▼
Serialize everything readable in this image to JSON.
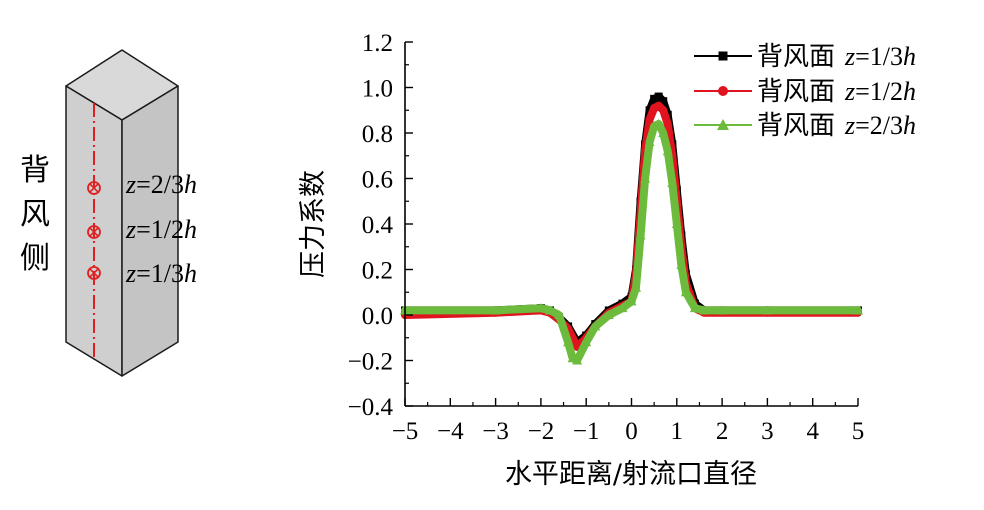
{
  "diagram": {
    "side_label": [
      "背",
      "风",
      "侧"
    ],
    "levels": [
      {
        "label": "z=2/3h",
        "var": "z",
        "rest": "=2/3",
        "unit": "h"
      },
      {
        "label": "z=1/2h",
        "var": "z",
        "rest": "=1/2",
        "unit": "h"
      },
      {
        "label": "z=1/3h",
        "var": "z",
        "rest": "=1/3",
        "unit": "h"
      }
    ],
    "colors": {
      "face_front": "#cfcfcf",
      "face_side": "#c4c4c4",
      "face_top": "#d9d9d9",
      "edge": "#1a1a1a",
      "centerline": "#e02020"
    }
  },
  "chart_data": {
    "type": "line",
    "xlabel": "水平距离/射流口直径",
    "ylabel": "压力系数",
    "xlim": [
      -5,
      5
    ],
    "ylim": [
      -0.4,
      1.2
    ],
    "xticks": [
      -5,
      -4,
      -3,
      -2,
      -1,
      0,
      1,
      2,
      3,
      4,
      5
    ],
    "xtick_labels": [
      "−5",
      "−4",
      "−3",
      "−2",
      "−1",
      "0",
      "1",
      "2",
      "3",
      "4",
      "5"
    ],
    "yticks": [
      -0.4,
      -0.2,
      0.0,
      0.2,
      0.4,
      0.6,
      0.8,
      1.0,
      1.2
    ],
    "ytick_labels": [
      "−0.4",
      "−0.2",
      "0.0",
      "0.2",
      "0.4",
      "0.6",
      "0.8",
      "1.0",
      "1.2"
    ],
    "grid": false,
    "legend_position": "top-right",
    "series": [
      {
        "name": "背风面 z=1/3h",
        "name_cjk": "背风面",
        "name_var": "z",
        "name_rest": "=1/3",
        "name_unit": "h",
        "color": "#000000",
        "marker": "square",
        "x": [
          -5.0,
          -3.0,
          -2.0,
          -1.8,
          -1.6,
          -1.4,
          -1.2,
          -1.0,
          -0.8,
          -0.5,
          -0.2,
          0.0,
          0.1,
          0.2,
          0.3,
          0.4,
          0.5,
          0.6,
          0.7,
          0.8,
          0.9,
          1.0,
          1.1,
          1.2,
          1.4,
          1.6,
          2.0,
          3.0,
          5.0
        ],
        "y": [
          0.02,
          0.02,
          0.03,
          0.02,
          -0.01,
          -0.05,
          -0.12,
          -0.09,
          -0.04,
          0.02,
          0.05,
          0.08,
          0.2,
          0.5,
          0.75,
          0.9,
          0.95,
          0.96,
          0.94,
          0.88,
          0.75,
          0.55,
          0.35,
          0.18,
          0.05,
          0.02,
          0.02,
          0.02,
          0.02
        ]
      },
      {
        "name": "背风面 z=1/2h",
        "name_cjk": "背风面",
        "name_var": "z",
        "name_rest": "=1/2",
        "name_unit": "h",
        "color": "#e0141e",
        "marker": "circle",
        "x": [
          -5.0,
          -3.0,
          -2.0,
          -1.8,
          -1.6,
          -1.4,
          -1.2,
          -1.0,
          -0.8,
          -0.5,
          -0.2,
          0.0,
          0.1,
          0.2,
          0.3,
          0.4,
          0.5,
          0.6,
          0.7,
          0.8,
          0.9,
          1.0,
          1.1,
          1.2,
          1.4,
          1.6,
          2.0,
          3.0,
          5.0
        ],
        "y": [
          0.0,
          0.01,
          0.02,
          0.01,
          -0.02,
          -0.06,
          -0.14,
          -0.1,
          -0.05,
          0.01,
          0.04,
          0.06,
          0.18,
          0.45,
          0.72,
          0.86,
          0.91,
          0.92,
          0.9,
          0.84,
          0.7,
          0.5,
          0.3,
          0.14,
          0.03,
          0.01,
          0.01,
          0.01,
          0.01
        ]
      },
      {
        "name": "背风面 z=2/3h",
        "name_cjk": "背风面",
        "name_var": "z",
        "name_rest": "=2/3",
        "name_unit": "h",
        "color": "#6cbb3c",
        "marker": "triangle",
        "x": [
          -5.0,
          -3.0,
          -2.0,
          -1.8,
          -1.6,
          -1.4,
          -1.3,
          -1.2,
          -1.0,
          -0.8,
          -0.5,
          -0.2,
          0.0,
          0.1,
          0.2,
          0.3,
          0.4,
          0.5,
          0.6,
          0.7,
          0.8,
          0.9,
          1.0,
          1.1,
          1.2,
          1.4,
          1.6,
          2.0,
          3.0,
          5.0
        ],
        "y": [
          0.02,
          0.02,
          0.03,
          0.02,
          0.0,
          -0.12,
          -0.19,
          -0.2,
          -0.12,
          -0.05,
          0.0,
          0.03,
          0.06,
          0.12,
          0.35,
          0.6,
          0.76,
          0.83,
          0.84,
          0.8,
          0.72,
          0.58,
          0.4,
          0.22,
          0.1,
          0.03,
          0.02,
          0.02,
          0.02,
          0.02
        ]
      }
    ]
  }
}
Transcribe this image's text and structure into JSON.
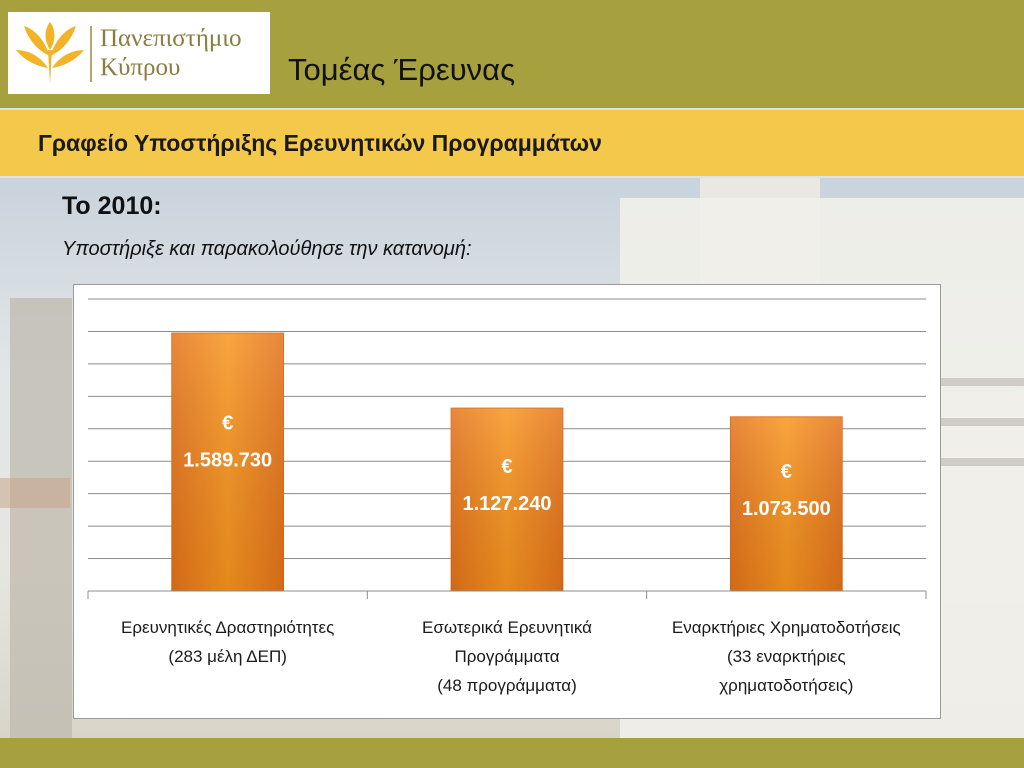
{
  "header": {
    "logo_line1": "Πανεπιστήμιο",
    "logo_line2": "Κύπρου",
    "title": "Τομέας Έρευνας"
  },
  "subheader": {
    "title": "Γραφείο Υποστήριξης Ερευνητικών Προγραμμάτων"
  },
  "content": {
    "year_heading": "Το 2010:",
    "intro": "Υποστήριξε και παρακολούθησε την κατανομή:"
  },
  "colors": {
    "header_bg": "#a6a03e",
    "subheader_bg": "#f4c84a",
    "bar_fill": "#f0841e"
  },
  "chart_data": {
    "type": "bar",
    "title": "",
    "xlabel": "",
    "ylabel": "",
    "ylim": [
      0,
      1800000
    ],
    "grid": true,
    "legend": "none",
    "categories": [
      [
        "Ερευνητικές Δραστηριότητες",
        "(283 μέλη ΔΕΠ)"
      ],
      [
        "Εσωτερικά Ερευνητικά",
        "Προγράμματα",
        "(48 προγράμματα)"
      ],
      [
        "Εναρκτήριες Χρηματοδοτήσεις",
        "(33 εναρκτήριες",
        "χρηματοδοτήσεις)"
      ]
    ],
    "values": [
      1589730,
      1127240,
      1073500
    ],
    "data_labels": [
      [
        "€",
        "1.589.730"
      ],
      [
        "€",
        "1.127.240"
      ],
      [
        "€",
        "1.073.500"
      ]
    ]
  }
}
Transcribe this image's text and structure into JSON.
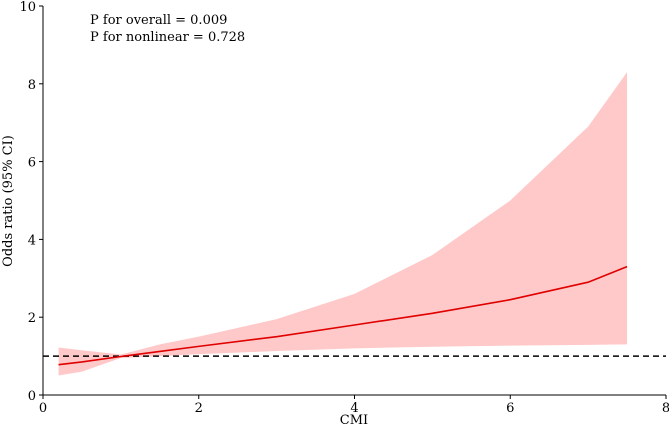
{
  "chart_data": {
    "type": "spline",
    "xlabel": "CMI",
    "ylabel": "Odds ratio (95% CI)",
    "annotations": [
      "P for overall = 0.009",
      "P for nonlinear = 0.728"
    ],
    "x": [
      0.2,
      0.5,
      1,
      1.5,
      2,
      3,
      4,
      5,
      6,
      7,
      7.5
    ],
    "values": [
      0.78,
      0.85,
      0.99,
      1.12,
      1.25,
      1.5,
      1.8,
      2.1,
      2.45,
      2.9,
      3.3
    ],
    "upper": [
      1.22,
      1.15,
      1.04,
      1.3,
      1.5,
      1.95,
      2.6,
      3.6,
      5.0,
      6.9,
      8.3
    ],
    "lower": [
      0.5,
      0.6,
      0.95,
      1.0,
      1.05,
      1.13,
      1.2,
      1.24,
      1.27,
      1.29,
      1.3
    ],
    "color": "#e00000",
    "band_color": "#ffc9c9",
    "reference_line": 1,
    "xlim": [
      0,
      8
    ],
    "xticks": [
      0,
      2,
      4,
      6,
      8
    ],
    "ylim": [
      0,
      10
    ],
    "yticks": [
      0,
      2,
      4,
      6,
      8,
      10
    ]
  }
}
▲
## SET EXERCISE
Reproduce all of the material exactly, apart from the pictures.

## WRITTEN REPLY
Serialize everything readable in this image to JSON.
{
  "diagram": {
    "side_label": [
      "背",
      "风",
      "侧"
    ],
    "levels": [
      {
        "label": "z=2/3h",
        "var": "z",
        "rest": "=2/3",
        "unit": "h"
      },
      {
        "label": "z=1/2h",
        "var": "z",
        "rest": "=1/2",
        "unit": "h"
      },
      {
        "label": "z=1/3h",
        "var": "z",
        "rest": "=1/3",
        "unit": "h"
      }
    ],
    "colors": {
      "face_front": "#cfcfcf",
      "face_side": "#c4c4c4",
      "face_top": "#d9d9d9",
      "edge": "#1a1a1a",
      "centerline": "#e02020"
    }
  },
  "chart_data": {
    "type": "line",
    "xlabel": "水平距离/射流口直径",
    "ylabel": "压力系数",
    "xlim": [
      -5,
      5
    ],
    "ylim": [
      -0.4,
      1.2
    ],
    "xticks": [
      -5,
      -4,
      -3,
      -2,
      -1,
      0,
      1,
      2,
      3,
      4,
      5
    ],
    "xtick_labels": [
      "−5",
      "−4",
      "−3",
      "−2",
      "−1",
      "0",
      "1",
      "2",
      "3",
      "4",
      "5"
    ],
    "yticks": [
      -0.4,
      -0.2,
      0.0,
      0.2,
      0.4,
      0.6,
      0.8,
      1.0,
      1.2
    ],
    "ytick_labels": [
      "−0.4",
      "−0.2",
      "0.0",
      "0.2",
      "0.4",
      "0.6",
      "0.8",
      "1.0",
      "1.2"
    ],
    "grid": false,
    "legend_position": "top-right",
    "series": [
      {
        "name": "背风面 z=1/3h",
        "name_cjk": "背风面",
        "name_var": "z",
        "name_rest": "=1/3",
        "name_unit": "h",
        "color": "#000000",
        "marker": "square",
        "x": [
          -5.0,
          -3.0,
          -2.0,
          -1.8,
          -1.6,
          -1.4,
          -1.2,
          -1.0,
          -0.8,
          -0.5,
          -0.2,
          0.0,
          0.1,
          0.2,
          0.3,
          0.4,
          0.5,
          0.6,
          0.7,
          0.8,
          0.9,
          1.0,
          1.1,
          1.2,
          1.4,
          1.6,
          2.0,
          3.0,
          5.0
        ],
        "y": [
          0.02,
          0.02,
          0.03,
          0.02,
          -0.01,
          -0.05,
          -0.12,
          -0.09,
          -0.04,
          0.02,
          0.05,
          0.08,
          0.2,
          0.5,
          0.75,
          0.9,
          0.95,
          0.96,
          0.94,
          0.88,
          0.75,
          0.55,
          0.35,
          0.18,
          0.05,
          0.02,
          0.02,
          0.02,
          0.02
        ]
      },
      {
        "name": "背风面 z=1/2h",
        "name_cjk": "背风面",
        "name_var": "z",
        "name_rest": "=1/2",
        "name_unit": "h",
        "color": "#e0141e",
        "marker": "circle",
        "x": [
          -5.0,
          -3.0,
          -2.0,
          -1.8,
          -1.6,
          -1.4,
          -1.2,
          -1.0,
          -0.8,
          -0.5,
          -0.2,
          0.0,
          0.1,
          0.2,
          0.3,
          0.4,
          0.5,
          0.6,
          0.7,
          0.8,
          0.9,
          1.0,
          1.1,
          1.2,
          1.4,
          1.6,
          2.0,
          3.0,
          5.0
        ],
        "y": [
          0.0,
          0.01,
          0.02,
          0.01,
          -0.02,
          -0.06,
          -0.14,
          -0.1,
          -0.05,
          0.01,
          0.04,
          0.06,
          0.18,
          0.45,
          0.72,
          0.86,
          0.91,
          0.92,
          0.9,
          0.84,
          0.7,
          0.5,
          0.3,
          0.14,
          0.03,
          0.01,
          0.01,
          0.01,
          0.01
        ]
      },
      {
        "name": "背风面 z=2/3h",
        "name_cjk": "背风面",
        "name_var": "z",
        "name_rest": "=2/3",
        "name_unit": "h",
        "color": "#6cbb3c",
        "marker": "triangle",
        "x": [
          -5.0,
          -3.0,
          -2.0,
          -1.8,
          -1.6,
          -1.4,
          -1.3,
          -1.2,
          -1.0,
          -0.8,
          -0.5,
          -0.2,
          0.0,
          0.1,
          0.2,
          0.3,
          0.4,
          0.5,
          0.6,
          0.7,
          0.8,
          0.9,
          1.0,
          1.1,
          1.2,
          1.4,
          1.6,
          2.0,
          3.0,
          5.0
        ],
        "y": [
          0.02,
          0.02,
          0.03,
          0.02,
          0.0,
          -0.12,
          -0.19,
          -0.2,
          -0.12,
          -0.05,
          0.0,
          0.03,
          0.06,
          0.12,
          0.35,
          0.6,
          0.76,
          0.83,
          0.84,
          0.8,
          0.72,
          0.58,
          0.4,
          0.22,
          0.1,
          0.03,
          0.02,
          0.02,
          0.02,
          0.02
        ]
      }
    ]
  }
}
Transcribe this image's text and structure into JSON.
{
  "header": {
    "logo_line1": "Πανεπιστήμιο",
    "logo_line2": "Κύπρου",
    "title": "Τομέας Έρευνας"
  },
  "subheader": {
    "title": "Γραφείο Υποστήριξης Ερευνητικών Προγραμμάτων"
  },
  "content": {
    "year_heading": "Το 2010:",
    "intro": "Υποστήριξε και παρακολούθησε την κατανομή:"
  },
  "colors": {
    "header_bg": "#a6a03e",
    "subheader_bg": "#f4c84a",
    "bar_fill": "#f0841e"
  },
  "chart_data": {
    "type": "bar",
    "title": "",
    "xlabel": "",
    "ylabel": "",
    "ylim": [
      0,
      1800000
    ],
    "grid": true,
    "legend": "none",
    "categories": [
      [
        "Ερευνητικές Δραστηριότητες",
        "(283 μέλη ΔΕΠ)"
      ],
      [
        "Εσωτερικά Ερευνητικά",
        "Προγράμματα",
        "(48 προγράμματα)"
      ],
      [
        "Εναρκτήριες Χρηματοδοτήσεις",
        "(33 εναρκτήριες",
        "χρηματοδοτήσεις)"
      ]
    ],
    "values": [
      1589730,
      1127240,
      1073500
    ],
    "data_labels": [
      [
        "€",
        "1.589.730"
      ],
      [
        "€",
        "1.127.240"
      ],
      [
        "€",
        "1.073.500"
      ]
    ]
  }
}
Transcribe this image's text and structure into JSON.
{
  "chart_data": {
    "type": "spline",
    "xlabel": "CMI",
    "ylabel": "Odds ratio (95% CI)",
    "annotations": [
      "P for overall = 0.009",
      "P for nonlinear = 0.728"
    ],
    "x": [
      0.2,
      0.5,
      1,
      1.5,
      2,
      3,
      4,
      5,
      6,
      7,
      7.5
    ],
    "values": [
      0.78,
      0.85,
      0.99,
      1.12,
      1.25,
      1.5,
      1.8,
      2.1,
      2.45,
      2.9,
      3.3
    ],
    "upper": [
      1.22,
      1.15,
      1.04,
      1.3,
      1.5,
      1.95,
      2.6,
      3.6,
      5.0,
      6.9,
      8.3
    ],
    "lower": [
      0.5,
      0.6,
      0.95,
      1.0,
      1.05,
      1.13,
      1.2,
      1.24,
      1.27,
      1.29,
      1.3
    ],
    "color": "#e00000",
    "band_color": "#ffc9c9",
    "reference_line": 1,
    "xlim": [
      0,
      8
    ],
    "xticks": [
      0,
      2,
      4,
      6,
      8
    ],
    "ylim": [
      0,
      10
    ],
    "yticks": [
      0,
      2,
      4,
      6,
      8,
      10
    ]
  }
}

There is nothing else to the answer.